From the entries below, pull out each line where "headline" appears.

#####

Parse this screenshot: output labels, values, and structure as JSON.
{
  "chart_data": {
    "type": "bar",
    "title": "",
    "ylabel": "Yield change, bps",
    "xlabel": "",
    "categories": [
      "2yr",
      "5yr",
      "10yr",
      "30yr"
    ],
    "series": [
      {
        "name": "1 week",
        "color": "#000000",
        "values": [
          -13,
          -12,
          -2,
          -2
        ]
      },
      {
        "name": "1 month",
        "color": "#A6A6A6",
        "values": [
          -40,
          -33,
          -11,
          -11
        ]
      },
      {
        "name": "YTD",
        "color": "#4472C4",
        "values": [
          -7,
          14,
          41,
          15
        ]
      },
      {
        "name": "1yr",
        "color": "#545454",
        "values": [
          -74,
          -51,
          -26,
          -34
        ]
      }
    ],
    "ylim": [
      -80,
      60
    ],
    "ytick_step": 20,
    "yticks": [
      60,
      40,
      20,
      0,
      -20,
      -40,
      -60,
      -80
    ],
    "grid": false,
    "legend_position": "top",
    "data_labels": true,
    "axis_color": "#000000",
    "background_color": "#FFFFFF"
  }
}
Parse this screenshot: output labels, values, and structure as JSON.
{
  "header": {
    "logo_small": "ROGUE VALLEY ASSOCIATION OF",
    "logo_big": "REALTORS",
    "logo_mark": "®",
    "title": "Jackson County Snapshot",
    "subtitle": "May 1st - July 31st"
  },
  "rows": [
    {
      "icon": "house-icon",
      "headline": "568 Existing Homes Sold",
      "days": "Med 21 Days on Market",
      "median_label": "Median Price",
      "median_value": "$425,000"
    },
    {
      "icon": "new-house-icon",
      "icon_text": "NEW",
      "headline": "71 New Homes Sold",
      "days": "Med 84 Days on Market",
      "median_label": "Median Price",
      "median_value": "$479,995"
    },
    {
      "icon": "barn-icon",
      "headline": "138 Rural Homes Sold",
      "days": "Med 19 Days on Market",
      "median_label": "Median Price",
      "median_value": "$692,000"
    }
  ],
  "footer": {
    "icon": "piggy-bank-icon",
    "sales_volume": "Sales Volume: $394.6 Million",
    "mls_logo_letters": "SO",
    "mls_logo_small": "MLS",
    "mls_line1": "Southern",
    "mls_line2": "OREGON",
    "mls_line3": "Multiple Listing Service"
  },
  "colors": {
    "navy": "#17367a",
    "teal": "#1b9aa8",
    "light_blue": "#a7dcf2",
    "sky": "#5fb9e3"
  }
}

#####

Task output >>
      "headline": "568 Existing Homes Sold",
      "headline": "71 New Homes Sold",
      "headline": "138 Rural Homes Sold",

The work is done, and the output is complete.